• THE PROBLEM: Go through the entries below and retype them exactly, omitting each picture.

• GIVEN DATA:
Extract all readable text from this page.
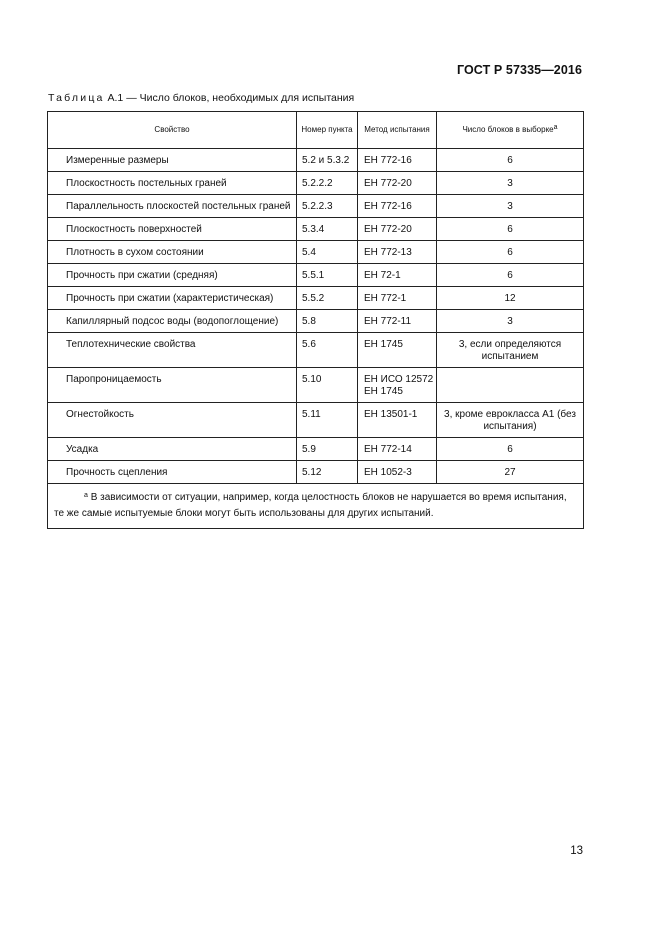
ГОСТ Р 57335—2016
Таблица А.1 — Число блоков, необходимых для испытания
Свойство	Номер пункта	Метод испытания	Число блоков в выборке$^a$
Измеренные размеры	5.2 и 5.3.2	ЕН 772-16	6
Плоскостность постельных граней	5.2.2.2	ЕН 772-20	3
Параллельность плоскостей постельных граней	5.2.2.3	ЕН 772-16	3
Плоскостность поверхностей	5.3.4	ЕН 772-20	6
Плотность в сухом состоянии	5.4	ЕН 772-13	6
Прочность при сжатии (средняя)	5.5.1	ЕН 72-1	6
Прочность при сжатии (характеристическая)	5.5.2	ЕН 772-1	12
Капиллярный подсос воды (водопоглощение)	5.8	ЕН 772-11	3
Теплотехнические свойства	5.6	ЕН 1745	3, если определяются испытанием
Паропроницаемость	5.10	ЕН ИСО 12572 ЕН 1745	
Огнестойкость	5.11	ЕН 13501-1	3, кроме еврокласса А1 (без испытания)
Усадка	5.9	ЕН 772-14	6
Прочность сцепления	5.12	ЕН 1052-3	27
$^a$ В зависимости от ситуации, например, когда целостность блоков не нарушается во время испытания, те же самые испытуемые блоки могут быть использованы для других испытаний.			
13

• EXERCISE SOLUTION:
Extract all readable text from this page.
ГОСТ Р 57335—2016
Таблица А.1 — Число блоков, необходимых для испытания
Свойство	Номер пункта	Метод испытания	Число блоков в выборке$^a$
Измеренные размеры	5.2 и 5.3.2	ЕН 772-16	6
Плоскостность постельных граней	5.2.2.2	ЕН 772-20	3
Параллельность плоскостей постельных граней	5.2.2.3	ЕН 772-16	3
Плоскостность поверхностей	5.3.4	ЕН 772-20	6
Плотность в сухом состоянии	5.4	ЕН 772-13	6
Прочность при сжатии (средняя)	5.5.1	ЕН 72-1	6
Прочность при сжатии (характеристическая)	5.5.2	ЕН 772-1	12
Капиллярный подсос воды (водопоглощение)	5.8	ЕН 772-11	3
Теплотехнические свойства	5.6	ЕН 1745	3, если определяются испытанием
Паропроницаемость	5.10	ЕН ИСО 12572 ЕН 1745	
Огнестойкость	5.11	ЕН 13501-1	3, кроме еврокласса А1 (без испытания)
Усадка	5.9	ЕН 772-14	6
Прочность сцепления	5.12	ЕН 1052-3	27
$^a$ В зависимости от ситуации, например, когда целостность блоков не нарушается во время испытания, те же самые испытуемые блоки могут быть использованы для других испытаний.			
13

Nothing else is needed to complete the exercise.